Figure data in JSON:
[Begin]

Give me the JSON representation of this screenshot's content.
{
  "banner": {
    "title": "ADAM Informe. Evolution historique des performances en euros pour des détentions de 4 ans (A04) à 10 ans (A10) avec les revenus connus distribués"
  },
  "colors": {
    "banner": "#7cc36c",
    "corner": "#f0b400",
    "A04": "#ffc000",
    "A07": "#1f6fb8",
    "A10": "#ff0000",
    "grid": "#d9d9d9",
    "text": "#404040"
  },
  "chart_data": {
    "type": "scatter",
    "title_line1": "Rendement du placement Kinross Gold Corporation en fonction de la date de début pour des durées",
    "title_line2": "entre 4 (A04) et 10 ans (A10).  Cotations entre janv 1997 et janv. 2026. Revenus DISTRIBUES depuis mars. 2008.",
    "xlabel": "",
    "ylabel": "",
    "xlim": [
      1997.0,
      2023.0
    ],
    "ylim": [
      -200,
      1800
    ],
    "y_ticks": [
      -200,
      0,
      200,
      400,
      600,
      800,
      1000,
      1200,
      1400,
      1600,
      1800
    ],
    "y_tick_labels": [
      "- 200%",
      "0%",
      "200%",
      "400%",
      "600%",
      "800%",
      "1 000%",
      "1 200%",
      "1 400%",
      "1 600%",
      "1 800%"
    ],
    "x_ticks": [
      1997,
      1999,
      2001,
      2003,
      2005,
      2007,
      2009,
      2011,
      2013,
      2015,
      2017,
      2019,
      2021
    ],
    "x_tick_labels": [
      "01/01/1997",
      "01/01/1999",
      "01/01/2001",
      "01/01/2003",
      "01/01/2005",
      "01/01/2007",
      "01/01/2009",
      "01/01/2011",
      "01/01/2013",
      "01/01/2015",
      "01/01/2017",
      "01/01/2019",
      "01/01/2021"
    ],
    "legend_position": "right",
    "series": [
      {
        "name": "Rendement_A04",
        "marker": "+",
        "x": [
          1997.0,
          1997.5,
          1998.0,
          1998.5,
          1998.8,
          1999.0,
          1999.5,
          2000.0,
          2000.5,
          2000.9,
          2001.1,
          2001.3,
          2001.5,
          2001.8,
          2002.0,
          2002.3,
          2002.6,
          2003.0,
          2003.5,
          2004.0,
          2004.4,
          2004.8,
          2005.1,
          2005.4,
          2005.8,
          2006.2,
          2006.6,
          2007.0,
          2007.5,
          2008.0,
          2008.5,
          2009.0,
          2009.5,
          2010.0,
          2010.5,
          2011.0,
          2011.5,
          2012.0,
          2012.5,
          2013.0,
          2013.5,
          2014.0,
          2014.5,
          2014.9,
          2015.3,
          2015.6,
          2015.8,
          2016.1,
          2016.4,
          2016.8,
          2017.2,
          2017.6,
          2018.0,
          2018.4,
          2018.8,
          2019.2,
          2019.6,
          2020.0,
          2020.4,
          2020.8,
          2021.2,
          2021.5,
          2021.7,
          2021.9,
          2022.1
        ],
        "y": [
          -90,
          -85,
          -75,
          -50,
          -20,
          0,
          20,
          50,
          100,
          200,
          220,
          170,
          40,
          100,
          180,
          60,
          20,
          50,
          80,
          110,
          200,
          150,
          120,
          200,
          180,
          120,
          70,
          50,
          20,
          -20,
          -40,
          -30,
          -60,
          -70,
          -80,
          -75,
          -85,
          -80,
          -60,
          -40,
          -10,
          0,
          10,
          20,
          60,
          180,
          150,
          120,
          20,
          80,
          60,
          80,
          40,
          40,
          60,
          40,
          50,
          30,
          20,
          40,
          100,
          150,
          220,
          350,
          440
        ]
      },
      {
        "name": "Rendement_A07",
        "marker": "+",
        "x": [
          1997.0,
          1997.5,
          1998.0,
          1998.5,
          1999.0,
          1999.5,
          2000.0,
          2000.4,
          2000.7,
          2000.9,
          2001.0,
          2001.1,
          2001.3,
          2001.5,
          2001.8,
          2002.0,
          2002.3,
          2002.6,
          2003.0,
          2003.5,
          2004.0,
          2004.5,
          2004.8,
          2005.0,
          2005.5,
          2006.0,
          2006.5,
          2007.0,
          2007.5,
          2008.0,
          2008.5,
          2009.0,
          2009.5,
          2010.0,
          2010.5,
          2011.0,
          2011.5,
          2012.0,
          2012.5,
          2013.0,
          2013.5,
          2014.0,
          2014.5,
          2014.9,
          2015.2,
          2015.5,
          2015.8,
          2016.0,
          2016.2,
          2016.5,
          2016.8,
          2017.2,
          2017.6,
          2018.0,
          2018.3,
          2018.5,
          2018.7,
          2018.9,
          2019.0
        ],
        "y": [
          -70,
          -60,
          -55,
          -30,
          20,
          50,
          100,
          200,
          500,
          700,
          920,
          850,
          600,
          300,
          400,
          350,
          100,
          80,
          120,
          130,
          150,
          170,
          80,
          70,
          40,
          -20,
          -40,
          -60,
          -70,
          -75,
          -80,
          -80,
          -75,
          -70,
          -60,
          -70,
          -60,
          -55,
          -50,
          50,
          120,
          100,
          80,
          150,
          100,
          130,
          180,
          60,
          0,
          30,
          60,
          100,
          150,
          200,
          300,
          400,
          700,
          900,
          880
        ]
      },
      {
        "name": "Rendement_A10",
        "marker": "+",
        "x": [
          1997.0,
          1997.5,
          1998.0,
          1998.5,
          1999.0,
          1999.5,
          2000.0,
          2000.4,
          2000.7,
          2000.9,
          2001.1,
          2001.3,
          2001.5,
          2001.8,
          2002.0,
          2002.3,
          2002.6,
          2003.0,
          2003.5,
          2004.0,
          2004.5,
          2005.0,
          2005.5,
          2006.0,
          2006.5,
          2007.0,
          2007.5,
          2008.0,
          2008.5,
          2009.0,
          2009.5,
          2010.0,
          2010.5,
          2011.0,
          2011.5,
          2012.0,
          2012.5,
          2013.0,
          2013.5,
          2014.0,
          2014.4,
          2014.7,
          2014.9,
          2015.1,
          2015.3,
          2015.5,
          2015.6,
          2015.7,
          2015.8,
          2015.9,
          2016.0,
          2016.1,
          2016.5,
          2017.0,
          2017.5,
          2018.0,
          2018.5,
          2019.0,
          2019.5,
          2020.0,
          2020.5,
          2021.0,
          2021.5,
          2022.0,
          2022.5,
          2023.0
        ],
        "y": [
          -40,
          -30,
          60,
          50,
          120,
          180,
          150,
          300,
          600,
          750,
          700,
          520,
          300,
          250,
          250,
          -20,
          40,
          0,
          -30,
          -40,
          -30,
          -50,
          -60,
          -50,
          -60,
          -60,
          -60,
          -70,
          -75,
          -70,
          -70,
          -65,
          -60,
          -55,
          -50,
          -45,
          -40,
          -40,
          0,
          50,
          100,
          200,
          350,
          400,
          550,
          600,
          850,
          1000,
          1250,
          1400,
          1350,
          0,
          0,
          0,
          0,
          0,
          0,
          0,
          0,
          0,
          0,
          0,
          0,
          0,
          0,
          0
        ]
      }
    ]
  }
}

[End]

» **WHAT THE TASK REQUIRES**
Retype the material in full. Each word must match.

» **IN RESPONSE**
Give me the JSON representation of this screenshot's content.
{
  "banner": {
    "title": "ADAM Informe. Evolution historique des performances en euros pour des détentions de 4 ans (A04) à 10 ans (A10) avec les revenus connus distribués"
  },
  "colors": {
    "banner": "#7cc36c",
    "corner": "#f0b400",
    "A04": "#ffc000",
    "A07": "#1f6fb8",
    "A10": "#ff0000",
    "grid": "#d9d9d9",
    "text": "#404040"
  },
  "chart_data": {
    "type": "scatter",
    "title_line1": "Rendement du placement Kinross Gold Corporation en fonction de la date de début pour des durées",
    "title_line2": "entre 4 (A04) et 10 ans (A10).  Cotations entre janv 1997 et janv. 2026. Revenus DISTRIBUES depuis mars. 2008.",
    "xlabel": "",
    "ylabel": "",
    "xlim": [
      1997.0,
      2023.0
    ],
    "ylim": [
      -200,
      1800
    ],
    "y_ticks": [
      -200,
      0,
      200,
      400,
      600,
      800,
      1000,
      1200,
      1400,
      1600,
      1800
    ],
    "y_tick_labels": [
      "- 200%",
      "0%",
      "200%",
      "400%",
      "600%",
      "800%",
      "1 000%",
      "1 200%",
      "1 400%",
      "1 600%",
      "1 800%"
    ],
    "x_ticks": [
      1997,
      1999,
      2001,
      2003,
      2005,
      2007,
      2009,
      2011,
      2013,
      2015,
      2017,
      2019,
      2021
    ],
    "x_tick_labels": [
      "01/01/1997",
      "01/01/1999",
      "01/01/2001",
      "01/01/2003",
      "01/01/2005",
      "01/01/2007",
      "01/01/2009",
      "01/01/2011",
      "01/01/2013",
      "01/01/2015",
      "01/01/2017",
      "01/01/2019",
      "01/01/2021"
    ],
    "legend_position": "right",
    "series": [
      {
        "name": "Rendement_A04",
        "marker": "+",
        "x": [
          1997.0,
          1997.5,
          1998.0,
          1998.5,
          1998.8,
          1999.0,
          1999.5,
          2000.0,
          2000.5,
          2000.9,
          2001.1,
          2001.3,
          2001.5,
          2001.8,
          2002.0,
          2002.3,
          2002.6,
          2003.0,
          2003.5,
          2004.0,
          2004.4,
          2004.8,
          2005.1,
          2005.4,
          2005.8,
          2006.2,
          2006.6,
          2007.0,
          2007.5,
          2008.0,
          2008.5,
          2009.0,
          2009.5,
          2010.0,
          2010.5,
          2011.0,
          2011.5,
          2012.0,
          2012.5,
          2013.0,
          2013.5,
          2014.0,
          2014.5,
          2014.9,
          2015.3,
          2015.6,
          2015.8,
          2016.1,
          2016.4,
          2016.8,
          2017.2,
          2017.6,
          2018.0,
          2018.4,
          2018.8,
          2019.2,
          2019.6,
          2020.0,
          2020.4,
          2020.8,
          2021.2,
          2021.5,
          2021.7,
          2021.9,
          2022.1
        ],
        "y": [
          -90,
          -85,
          -75,
          -50,
          -20,
          0,
          20,
          50,
          100,
          200,
          220,
          170,
          40,
          100,
          180,
          60,
          20,
          50,
          80,
          110,
          200,
          150,
          120,
          200,
          180,
          120,
          70,
          50,
          20,
          -20,
          -40,
          -30,
          -60,
          -70,
          -80,
          -75,
          -85,
          -80,
          -60,
          -40,
          -10,
          0,
          10,
          20,
          60,
          180,
          150,
          120,
          20,
          80,
          60,
          80,
          40,
          40,
          60,
          40,
          50,
          30,
          20,
          40,
          100,
          150,
          220,
          350,
          440
        ]
      },
      {
        "name": "Rendement_A07",
        "marker": "+",
        "x": [
          1997.0,
          1997.5,
          1998.0,
          1998.5,
          1999.0,
          1999.5,
          2000.0,
          2000.4,
          2000.7,
          2000.9,
          2001.0,
          2001.1,
          2001.3,
          2001.5,
          2001.8,
          2002.0,
          2002.3,
          2002.6,
          2003.0,
          2003.5,
          2004.0,
          2004.5,
          2004.8,
          2005.0,
          2005.5,
          2006.0,
          2006.5,
          2007.0,
          2007.5,
          2008.0,
          2008.5,
          2009.0,
          2009.5,
          2010.0,
          2010.5,
          2011.0,
          2011.5,
          2012.0,
          2012.5,
          2013.0,
          2013.5,
          2014.0,
          2014.5,
          2014.9,
          2015.2,
          2015.5,
          2015.8,
          2016.0,
          2016.2,
          2016.5,
          2016.8,
          2017.2,
          2017.6,
          2018.0,
          2018.3,
          2018.5,
          2018.7,
          2018.9,
          2019.0
        ],
        "y": [
          -70,
          -60,
          -55,
          -30,
          20,
          50,
          100,
          200,
          500,
          700,
          920,
          850,
          600,
          300,
          400,
          350,
          100,
          80,
          120,
          130,
          150,
          170,
          80,
          70,
          40,
          -20,
          -40,
          -60,
          -70,
          -75,
          -80,
          -80,
          -75,
          -70,
          -60,
          -70,
          -60,
          -55,
          -50,
          50,
          120,
          100,
          80,
          150,
          100,
          130,
          180,
          60,
          0,
          30,
          60,
          100,
          150,
          200,
          300,
          400,
          700,
          900,
          880
        ]
      },
      {
        "name": "Rendement_A10",
        "marker": "+",
        "x": [
          1997.0,
          1997.5,
          1998.0,
          1998.5,
          1999.0,
          1999.5,
          2000.0,
          2000.4,
          2000.7,
          2000.9,
          2001.1,
          2001.3,
          2001.5,
          2001.8,
          2002.0,
          2002.3,
          2002.6,
          2003.0,
          2003.5,
          2004.0,
          2004.5,
          2005.0,
          2005.5,
          2006.0,
          2006.5,
          2007.0,
          2007.5,
          2008.0,
          2008.5,
          2009.0,
          2009.5,
          2010.0,
          2010.5,
          2011.0,
          2011.5,
          2012.0,
          2012.5,
          2013.0,
          2013.5,
          2014.0,
          2014.4,
          2014.7,
          2014.9,
          2015.1,
          2015.3,
          2015.5,
          2015.6,
          2015.7,
          2015.8,
          2015.9,
          2016.0,
          2016.1,
          2016.5,
          2017.0,
          2017.5,
          2018.0,
          2018.5,
          2019.0,
          2019.5,
          2020.0,
          2020.5,
          2021.0,
          2021.5,
          2022.0,
          2022.5,
          2023.0
        ],
        "y": [
          -40,
          -30,
          60,
          50,
          120,
          180,
          150,
          300,
          600,
          750,
          700,
          520,
          300,
          250,
          250,
          -20,
          40,
          0,
          -30,
          -40,
          -30,
          -50,
          -60,
          -50,
          -60,
          -60,
          -60,
          -70,
          -75,
          -70,
          -70,
          -65,
          -60,
          -55,
          -50,
          -45,
          -40,
          -40,
          0,
          50,
          100,
          200,
          350,
          400,
          550,
          600,
          850,
          1000,
          1250,
          1400,
          1350,
          0,
          0,
          0,
          0,
          0,
          0,
          0,
          0,
          0,
          0,
          0,
          0,
          0,
          0,
          0
        ]
      }
    ]
  }
}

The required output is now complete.